EXERCISE PROMPT: Write out the full listing again, exactly as it stands.

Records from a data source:
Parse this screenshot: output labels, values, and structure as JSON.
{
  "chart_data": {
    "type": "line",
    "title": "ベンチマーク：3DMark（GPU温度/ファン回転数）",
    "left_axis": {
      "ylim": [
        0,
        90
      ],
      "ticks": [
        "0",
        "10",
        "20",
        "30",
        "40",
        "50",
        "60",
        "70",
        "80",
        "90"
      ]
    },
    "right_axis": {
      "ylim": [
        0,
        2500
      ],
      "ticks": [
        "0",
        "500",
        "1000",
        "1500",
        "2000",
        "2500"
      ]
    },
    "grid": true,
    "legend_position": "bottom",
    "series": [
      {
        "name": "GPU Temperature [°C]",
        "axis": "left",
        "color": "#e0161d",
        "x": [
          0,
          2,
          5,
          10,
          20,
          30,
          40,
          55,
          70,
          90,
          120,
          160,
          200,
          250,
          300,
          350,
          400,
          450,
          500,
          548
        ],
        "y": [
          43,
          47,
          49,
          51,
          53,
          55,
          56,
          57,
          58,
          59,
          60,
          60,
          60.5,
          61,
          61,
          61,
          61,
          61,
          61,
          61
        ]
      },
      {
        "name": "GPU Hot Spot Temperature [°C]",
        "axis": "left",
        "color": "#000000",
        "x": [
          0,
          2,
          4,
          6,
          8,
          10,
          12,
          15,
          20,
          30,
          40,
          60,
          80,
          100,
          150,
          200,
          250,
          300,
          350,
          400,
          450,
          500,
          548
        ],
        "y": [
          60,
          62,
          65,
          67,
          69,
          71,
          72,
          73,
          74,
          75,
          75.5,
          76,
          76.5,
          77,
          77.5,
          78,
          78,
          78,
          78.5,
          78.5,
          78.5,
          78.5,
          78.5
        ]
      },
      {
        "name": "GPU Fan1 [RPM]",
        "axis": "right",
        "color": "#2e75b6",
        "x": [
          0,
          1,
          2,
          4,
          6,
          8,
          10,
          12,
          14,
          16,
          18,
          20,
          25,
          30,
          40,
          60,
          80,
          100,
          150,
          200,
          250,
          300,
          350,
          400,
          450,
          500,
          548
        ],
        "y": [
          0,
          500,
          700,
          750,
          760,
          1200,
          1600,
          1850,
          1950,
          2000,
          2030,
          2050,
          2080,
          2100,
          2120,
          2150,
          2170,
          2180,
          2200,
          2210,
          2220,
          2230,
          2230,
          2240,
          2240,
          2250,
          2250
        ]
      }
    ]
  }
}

SOLUTION BELOW:
Parse this screenshot: output labels, values, and structure as JSON.
{
  "chart_data": {
    "type": "line",
    "title": "ベンチマーク：3DMark（GPU温度/ファン回転数）",
    "left_axis": {
      "ylim": [
        0,
        90
      ],
      "ticks": [
        "0",
        "10",
        "20",
        "30",
        "40",
        "50",
        "60",
        "70",
        "80",
        "90"
      ]
    },
    "right_axis": {
      "ylim": [
        0,
        2500
      ],
      "ticks": [
        "0",
        "500",
        "1000",
        "1500",
        "2000",
        "2500"
      ]
    },
    "grid": true,
    "legend_position": "bottom",
    "series": [
      {
        "name": "GPU Temperature [°C]",
        "axis": "left",
        "color": "#e0161d",
        "x": [
          0,
          2,
          5,
          10,
          20,
          30,
          40,
          55,
          70,
          90,
          120,
          160,
          200,
          250,
          300,
          350,
          400,
          450,
          500,
          548
        ],
        "y": [
          43,
          47,
          49,
          51,
          53,
          55,
          56,
          57,
          58,
          59,
          60,
          60,
          60.5,
          61,
          61,
          61,
          61,
          61,
          61,
          61
        ]
      },
      {
        "name": "GPU Hot Spot Temperature [°C]",
        "axis": "left",
        "color": "#000000",
        "x": [
          0,
          2,
          4,
          6,
          8,
          10,
          12,
          15,
          20,
          30,
          40,
          60,
          80,
          100,
          150,
          200,
          250,
          300,
          350,
          400,
          450,
          500,
          548
        ],
        "y": [
          60,
          62,
          65,
          67,
          69,
          71,
          72,
          73,
          74,
          75,
          75.5,
          76,
          76.5,
          77,
          77.5,
          78,
          78,
          78,
          78.5,
          78.5,
          78.5,
          78.5,
          78.5
        ]
      },
      {
        "name": "GPU Fan1 [RPM]",
        "axis": "right",
        "color": "#2e75b6",
        "x": [
          0,
          1,
          2,
          4,
          6,
          8,
          10,
          12,
          14,
          16,
          18,
          20,
          25,
          30,
          40,
          60,
          80,
          100,
          150,
          200,
          250,
          300,
          350,
          400,
          450,
          500,
          548
        ],
        "y": [
          0,
          500,
          700,
          750,
          760,
          1200,
          1600,
          1850,
          1950,
          2000,
          2030,
          2050,
          2080,
          2100,
          2120,
          2150,
          2170,
          2180,
          2200,
          2210,
          2220,
          2230,
          2230,
          2240,
          2240,
          2250,
          2250
        ]
      }
    ]
  }
}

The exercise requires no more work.